===== Data shown

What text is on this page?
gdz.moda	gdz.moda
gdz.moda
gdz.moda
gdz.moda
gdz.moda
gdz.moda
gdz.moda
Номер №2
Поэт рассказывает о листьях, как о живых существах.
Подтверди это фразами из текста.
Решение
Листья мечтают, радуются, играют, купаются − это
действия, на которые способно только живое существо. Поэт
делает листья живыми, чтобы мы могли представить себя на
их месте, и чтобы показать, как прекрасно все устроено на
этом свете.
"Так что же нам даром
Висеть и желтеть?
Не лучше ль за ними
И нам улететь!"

==========

Written exercise:
Look over the records above and copy each line that includes the string "Поэт".

The output:
Поэт рассказывает о листьях, как о живых существах.
действия, на которые способно только живое существо. Поэт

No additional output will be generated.